OBJECTIVE:
Find how many lines of the listing include the string "structure", and report only that figure.

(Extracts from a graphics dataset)
+--
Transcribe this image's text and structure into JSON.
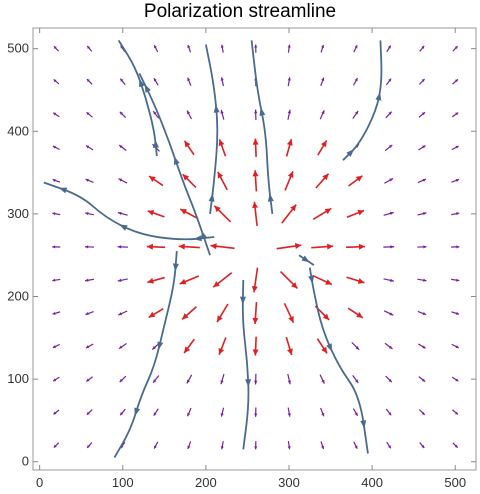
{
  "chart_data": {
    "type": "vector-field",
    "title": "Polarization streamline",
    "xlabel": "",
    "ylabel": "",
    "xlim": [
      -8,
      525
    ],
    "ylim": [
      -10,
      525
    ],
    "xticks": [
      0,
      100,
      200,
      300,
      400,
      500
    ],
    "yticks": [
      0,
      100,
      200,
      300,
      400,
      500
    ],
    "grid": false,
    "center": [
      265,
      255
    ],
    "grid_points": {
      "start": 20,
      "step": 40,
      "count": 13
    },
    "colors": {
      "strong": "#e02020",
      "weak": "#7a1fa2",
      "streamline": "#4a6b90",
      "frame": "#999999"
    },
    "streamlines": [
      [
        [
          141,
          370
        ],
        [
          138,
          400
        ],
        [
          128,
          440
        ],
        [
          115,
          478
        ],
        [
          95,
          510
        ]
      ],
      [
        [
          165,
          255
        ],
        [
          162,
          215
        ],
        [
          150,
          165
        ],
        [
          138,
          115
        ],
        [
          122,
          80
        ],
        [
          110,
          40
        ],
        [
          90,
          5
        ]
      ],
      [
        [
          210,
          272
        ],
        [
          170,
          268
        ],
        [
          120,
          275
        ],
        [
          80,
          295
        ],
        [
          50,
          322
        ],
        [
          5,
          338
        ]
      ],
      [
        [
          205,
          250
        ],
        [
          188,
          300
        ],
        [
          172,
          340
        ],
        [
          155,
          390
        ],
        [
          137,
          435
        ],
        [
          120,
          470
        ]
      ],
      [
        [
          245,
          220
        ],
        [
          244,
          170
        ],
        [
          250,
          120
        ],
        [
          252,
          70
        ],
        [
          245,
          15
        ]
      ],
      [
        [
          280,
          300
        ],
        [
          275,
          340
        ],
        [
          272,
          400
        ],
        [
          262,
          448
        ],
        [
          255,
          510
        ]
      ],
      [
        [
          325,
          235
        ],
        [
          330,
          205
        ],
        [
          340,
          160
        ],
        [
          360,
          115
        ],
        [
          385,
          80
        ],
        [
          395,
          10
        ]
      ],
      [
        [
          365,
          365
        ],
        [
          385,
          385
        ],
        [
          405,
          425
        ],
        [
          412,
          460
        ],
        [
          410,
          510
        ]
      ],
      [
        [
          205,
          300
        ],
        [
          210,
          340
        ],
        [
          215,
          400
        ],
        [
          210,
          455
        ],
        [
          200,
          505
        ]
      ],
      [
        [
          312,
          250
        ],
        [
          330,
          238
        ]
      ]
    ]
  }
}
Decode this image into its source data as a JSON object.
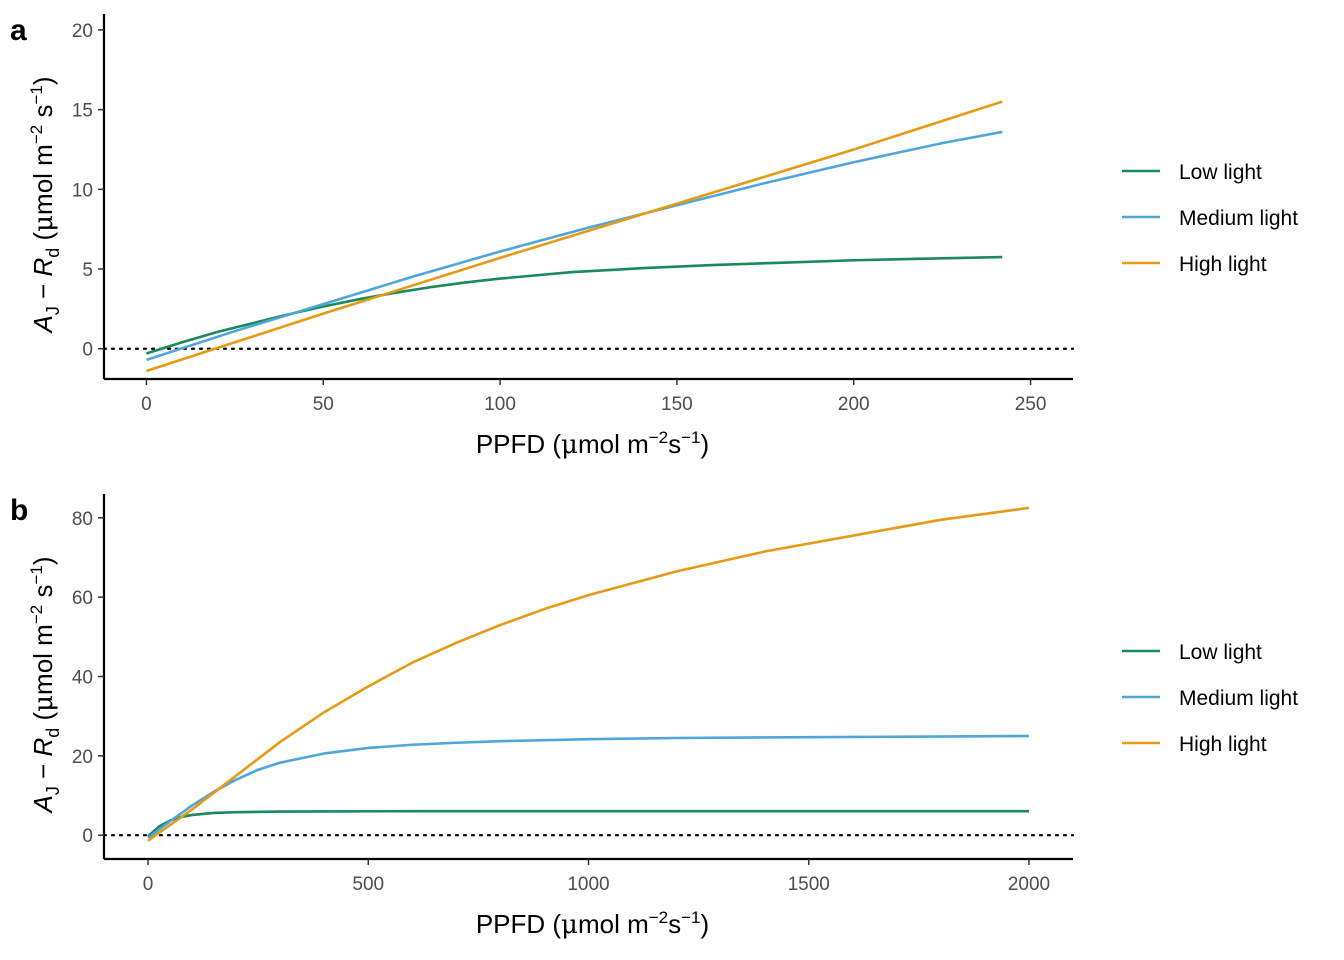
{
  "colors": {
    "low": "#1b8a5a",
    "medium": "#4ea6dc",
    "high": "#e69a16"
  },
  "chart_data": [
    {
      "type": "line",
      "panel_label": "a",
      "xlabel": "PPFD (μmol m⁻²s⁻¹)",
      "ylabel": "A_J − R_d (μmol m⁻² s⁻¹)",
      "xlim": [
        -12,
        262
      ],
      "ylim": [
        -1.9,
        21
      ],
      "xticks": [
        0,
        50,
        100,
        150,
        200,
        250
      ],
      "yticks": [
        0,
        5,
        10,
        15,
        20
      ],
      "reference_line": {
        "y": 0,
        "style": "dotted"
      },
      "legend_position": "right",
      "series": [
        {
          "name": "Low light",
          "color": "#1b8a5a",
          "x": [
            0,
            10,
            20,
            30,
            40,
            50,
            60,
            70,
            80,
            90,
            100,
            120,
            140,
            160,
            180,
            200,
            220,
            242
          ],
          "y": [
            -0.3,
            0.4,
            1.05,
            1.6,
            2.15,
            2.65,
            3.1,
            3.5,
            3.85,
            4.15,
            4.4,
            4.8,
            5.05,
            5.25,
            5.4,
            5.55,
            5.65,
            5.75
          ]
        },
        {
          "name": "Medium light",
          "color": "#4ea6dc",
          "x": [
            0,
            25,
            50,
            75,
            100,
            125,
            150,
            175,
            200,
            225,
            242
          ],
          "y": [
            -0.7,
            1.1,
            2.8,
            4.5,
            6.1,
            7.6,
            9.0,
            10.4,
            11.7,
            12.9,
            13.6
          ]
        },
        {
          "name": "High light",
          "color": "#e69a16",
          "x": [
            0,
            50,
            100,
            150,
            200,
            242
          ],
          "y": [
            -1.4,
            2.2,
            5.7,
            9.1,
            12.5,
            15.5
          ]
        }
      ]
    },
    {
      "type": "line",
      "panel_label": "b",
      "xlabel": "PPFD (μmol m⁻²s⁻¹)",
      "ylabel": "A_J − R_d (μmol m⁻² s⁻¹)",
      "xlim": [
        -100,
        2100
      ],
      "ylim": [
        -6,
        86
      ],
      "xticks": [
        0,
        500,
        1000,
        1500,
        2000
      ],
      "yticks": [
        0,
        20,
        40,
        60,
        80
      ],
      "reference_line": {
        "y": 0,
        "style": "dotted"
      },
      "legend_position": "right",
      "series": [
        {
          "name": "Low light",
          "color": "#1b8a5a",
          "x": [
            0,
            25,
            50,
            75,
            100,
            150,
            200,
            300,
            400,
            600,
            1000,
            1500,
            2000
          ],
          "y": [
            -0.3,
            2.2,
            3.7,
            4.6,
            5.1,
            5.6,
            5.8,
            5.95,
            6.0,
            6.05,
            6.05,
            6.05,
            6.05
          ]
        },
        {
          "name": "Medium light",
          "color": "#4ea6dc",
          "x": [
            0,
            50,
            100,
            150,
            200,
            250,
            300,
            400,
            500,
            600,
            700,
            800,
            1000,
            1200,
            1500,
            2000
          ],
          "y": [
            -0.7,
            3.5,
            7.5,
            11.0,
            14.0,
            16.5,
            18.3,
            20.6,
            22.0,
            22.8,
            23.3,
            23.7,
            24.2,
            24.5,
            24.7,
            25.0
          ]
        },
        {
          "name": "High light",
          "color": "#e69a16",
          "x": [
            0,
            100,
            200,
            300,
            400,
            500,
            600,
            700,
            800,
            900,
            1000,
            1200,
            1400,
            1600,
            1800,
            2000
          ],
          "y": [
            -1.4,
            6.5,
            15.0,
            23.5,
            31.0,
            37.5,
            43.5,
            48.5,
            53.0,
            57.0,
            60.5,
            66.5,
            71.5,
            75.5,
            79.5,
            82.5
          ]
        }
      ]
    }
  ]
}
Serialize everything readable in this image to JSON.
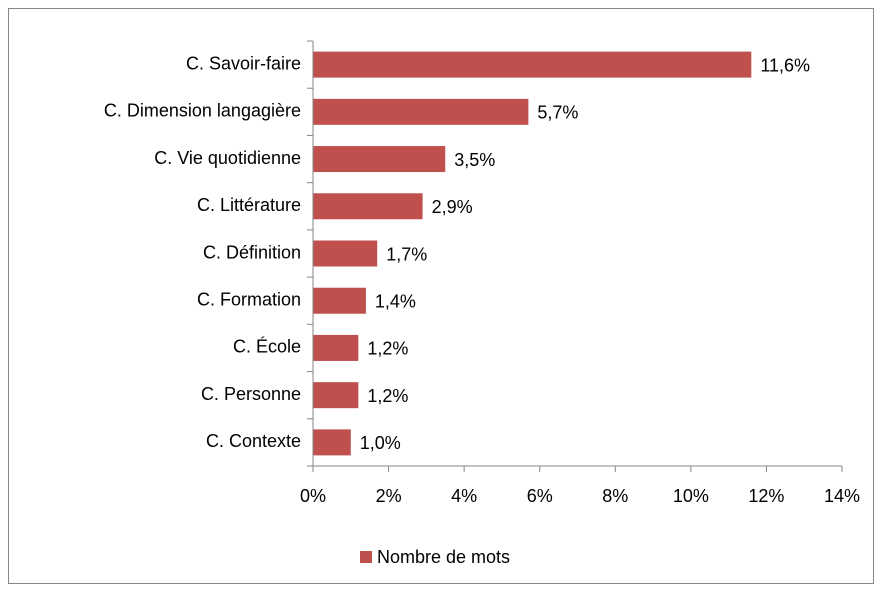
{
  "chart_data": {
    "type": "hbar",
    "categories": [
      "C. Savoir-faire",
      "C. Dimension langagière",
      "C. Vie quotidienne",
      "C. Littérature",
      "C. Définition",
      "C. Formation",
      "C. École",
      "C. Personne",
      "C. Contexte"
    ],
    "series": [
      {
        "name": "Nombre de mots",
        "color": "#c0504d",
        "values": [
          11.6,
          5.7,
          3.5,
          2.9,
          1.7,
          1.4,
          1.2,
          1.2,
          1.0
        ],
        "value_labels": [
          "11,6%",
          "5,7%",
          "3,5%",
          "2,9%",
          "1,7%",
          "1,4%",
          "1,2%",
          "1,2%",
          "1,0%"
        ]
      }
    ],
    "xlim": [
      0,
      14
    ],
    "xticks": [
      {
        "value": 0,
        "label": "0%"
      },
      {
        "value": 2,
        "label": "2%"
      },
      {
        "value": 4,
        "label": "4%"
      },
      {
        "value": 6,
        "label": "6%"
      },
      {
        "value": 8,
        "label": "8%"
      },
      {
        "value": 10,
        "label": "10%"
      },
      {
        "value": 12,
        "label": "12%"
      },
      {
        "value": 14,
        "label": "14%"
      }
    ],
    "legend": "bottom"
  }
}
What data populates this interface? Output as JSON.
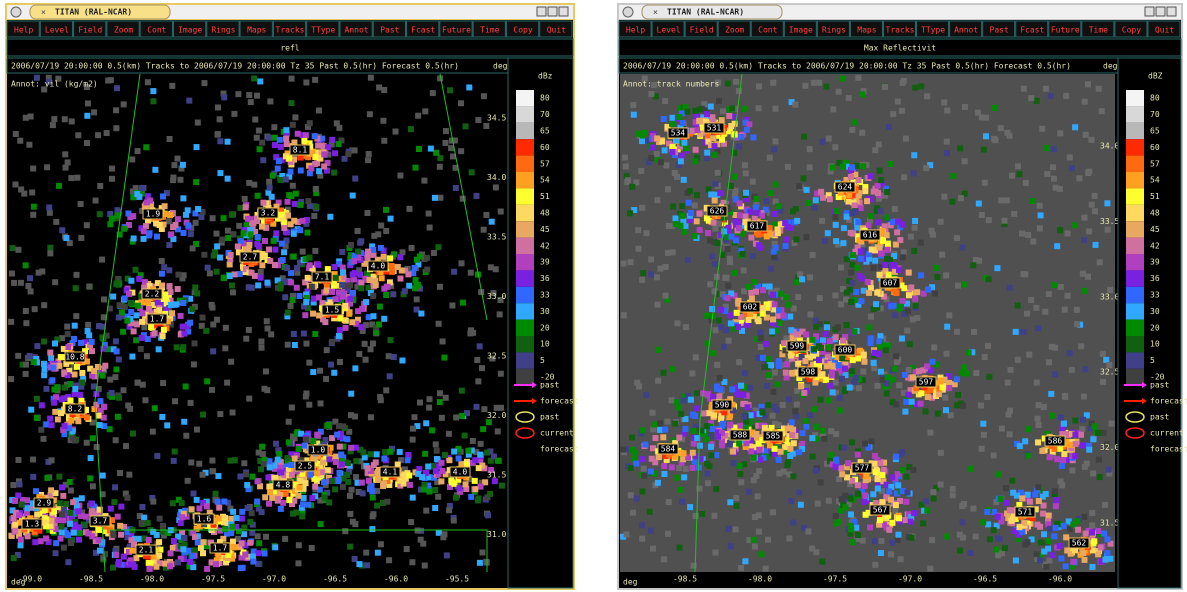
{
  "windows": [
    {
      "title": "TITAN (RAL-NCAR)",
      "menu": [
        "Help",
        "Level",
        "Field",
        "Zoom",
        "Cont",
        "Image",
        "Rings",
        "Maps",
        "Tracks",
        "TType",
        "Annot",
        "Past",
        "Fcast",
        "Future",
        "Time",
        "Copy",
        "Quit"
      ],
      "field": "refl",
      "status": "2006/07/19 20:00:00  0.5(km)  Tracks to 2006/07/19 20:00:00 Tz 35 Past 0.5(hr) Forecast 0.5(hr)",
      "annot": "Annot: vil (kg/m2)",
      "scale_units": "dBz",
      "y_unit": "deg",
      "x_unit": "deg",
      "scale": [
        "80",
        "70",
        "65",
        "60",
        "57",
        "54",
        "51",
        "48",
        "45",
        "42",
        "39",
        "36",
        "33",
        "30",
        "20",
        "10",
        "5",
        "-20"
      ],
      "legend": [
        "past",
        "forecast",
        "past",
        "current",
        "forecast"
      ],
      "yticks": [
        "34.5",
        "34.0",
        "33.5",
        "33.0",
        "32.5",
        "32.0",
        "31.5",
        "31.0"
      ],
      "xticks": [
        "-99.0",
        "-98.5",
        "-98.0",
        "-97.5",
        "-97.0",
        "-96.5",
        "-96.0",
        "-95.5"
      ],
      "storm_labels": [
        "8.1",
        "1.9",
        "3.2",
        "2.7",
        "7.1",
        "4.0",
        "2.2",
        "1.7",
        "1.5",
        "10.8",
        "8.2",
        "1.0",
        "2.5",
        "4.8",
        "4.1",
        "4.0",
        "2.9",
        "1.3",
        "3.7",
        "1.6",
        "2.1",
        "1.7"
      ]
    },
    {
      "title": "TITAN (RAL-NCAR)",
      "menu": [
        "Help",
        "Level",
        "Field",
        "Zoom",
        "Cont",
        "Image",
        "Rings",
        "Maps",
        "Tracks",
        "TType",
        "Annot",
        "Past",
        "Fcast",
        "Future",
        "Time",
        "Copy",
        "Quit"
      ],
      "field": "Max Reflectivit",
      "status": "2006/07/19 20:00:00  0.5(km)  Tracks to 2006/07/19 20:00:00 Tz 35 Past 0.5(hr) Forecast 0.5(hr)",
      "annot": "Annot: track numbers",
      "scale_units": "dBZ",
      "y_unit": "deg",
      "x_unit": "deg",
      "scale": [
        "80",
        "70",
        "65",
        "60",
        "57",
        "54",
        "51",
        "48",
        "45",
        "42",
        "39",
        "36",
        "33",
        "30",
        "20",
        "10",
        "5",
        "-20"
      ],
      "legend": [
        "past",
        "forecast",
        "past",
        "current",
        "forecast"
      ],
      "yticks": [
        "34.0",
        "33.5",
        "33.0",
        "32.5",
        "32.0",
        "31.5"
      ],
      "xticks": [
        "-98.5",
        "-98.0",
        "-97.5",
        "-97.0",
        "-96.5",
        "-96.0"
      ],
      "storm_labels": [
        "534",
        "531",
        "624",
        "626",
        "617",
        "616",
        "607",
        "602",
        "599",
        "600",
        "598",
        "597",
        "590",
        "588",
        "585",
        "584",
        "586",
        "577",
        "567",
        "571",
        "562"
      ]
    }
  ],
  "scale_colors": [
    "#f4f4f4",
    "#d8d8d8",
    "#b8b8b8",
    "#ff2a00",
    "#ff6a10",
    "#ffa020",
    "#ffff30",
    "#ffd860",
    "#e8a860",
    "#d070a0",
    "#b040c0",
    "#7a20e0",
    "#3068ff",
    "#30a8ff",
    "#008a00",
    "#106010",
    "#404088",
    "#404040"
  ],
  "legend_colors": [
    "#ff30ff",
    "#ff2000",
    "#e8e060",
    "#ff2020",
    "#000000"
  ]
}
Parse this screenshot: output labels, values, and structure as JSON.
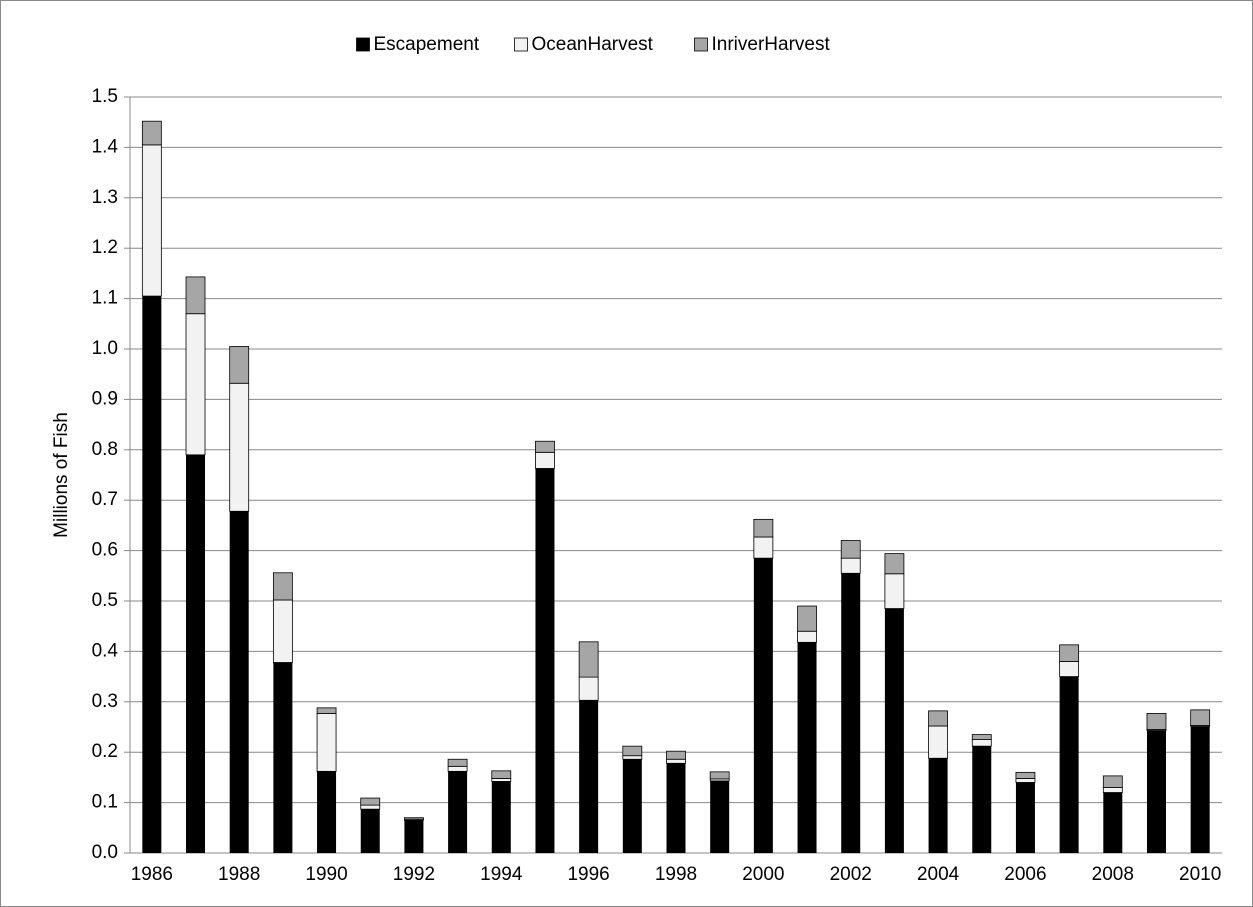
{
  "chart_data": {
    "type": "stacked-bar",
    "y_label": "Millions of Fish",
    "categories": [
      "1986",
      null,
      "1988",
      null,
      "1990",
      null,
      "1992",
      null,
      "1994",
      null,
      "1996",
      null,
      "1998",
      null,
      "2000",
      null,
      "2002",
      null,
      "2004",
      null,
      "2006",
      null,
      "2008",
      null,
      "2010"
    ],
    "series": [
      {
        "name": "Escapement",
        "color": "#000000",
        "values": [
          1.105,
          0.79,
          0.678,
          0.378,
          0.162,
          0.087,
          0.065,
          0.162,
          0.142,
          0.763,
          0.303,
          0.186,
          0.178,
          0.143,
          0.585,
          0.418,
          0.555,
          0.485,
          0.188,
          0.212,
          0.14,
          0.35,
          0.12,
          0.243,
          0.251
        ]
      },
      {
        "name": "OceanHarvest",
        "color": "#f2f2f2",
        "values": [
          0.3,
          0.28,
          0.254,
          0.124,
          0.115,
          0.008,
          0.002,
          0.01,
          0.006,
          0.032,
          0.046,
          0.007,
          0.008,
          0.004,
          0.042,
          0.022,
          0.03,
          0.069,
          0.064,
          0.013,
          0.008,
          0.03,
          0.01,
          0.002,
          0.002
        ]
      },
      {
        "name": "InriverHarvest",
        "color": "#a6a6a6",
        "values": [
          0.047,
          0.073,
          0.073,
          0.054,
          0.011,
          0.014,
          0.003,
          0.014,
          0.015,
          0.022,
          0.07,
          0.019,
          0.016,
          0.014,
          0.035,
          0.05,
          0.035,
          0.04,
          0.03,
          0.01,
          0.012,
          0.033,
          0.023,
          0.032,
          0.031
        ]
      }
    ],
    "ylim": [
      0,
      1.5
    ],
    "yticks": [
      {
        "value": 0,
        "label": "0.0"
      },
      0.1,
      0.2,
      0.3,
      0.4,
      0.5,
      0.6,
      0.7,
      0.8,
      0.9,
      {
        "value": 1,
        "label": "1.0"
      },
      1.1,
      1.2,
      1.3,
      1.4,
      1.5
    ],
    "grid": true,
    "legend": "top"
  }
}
+--
RESPONSE:
2